◆ **Instruction**
From the entries below, copy every line where the string "Shodhan" appears.

◆ **Stored data**

====

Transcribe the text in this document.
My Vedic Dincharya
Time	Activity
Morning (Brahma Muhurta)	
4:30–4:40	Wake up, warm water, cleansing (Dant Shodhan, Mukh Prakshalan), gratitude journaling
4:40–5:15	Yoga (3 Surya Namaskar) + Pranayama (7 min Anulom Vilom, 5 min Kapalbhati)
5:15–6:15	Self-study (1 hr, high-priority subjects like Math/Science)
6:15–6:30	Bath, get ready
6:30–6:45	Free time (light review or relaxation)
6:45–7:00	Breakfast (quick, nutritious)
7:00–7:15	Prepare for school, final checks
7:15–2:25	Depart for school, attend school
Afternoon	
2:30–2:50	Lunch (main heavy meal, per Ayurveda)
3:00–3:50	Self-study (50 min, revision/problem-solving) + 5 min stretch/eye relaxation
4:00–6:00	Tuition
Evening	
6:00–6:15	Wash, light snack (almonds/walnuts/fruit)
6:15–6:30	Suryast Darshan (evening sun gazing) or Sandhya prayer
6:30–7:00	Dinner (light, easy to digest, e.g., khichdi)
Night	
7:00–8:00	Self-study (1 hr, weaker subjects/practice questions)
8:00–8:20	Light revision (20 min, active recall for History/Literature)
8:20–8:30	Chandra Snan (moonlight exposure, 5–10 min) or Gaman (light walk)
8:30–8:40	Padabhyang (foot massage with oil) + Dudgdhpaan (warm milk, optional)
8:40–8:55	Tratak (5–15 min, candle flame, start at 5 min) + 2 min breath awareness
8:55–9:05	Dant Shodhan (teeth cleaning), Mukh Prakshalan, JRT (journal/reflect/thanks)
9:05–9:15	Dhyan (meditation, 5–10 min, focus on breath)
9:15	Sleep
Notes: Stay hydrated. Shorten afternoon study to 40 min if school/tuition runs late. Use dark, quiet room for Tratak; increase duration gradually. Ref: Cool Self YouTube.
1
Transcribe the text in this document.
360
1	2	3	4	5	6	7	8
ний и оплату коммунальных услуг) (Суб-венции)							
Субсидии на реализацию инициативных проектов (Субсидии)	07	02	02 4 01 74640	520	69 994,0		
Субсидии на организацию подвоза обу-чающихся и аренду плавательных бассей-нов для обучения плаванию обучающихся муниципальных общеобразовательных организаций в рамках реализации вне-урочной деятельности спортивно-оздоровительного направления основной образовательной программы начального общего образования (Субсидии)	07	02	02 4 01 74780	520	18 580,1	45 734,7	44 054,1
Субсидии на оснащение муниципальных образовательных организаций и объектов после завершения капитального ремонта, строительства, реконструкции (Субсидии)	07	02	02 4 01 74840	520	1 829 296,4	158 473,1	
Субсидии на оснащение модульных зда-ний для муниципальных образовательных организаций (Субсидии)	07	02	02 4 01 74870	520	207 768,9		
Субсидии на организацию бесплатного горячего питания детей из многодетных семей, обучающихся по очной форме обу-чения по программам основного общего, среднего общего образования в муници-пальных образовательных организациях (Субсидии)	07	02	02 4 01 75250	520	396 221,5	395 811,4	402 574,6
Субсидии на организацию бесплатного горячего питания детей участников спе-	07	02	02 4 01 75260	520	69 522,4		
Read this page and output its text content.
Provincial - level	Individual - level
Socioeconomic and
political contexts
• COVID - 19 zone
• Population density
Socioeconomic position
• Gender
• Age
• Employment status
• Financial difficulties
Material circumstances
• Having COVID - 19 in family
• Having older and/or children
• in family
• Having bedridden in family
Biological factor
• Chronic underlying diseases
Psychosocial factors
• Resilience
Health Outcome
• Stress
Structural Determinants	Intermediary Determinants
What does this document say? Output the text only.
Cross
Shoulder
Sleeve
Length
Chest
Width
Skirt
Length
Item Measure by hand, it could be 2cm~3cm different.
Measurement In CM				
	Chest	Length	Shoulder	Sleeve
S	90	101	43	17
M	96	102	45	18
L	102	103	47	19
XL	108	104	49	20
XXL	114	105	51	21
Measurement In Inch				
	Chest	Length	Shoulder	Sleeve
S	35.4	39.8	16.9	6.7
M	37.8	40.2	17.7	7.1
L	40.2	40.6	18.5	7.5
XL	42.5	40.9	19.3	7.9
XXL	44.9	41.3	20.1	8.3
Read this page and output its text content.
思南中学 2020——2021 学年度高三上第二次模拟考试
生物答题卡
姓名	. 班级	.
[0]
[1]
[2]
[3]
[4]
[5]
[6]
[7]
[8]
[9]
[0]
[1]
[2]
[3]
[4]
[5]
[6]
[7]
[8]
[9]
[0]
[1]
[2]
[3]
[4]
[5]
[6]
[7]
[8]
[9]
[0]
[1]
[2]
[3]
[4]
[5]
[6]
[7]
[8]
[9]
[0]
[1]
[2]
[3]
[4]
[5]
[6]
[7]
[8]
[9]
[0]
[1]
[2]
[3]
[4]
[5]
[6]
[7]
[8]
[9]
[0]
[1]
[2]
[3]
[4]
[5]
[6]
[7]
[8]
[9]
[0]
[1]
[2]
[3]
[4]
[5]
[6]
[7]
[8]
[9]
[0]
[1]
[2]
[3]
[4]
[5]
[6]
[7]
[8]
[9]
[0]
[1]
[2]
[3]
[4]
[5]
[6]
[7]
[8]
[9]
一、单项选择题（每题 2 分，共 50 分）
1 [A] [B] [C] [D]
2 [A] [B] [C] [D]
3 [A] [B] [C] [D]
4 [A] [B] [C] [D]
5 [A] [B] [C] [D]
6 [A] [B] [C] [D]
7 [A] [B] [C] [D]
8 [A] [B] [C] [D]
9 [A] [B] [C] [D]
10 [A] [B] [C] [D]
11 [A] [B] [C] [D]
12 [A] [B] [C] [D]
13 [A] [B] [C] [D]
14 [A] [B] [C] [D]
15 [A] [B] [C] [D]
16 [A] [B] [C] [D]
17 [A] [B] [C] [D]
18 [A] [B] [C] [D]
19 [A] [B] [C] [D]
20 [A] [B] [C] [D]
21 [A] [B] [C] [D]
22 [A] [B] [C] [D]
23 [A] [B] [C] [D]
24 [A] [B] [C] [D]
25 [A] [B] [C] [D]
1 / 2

====

◆ **Solution for this problem**
4:30–4:40	Wake up, warm water, cleansing (Dant Shodhan, Mukh Prakshalan), gratitude journaling
8:55–9:05	Dant Shodhan (teeth cleaning), Mukh Prakshalan, JRT (journal/reflect/thanks)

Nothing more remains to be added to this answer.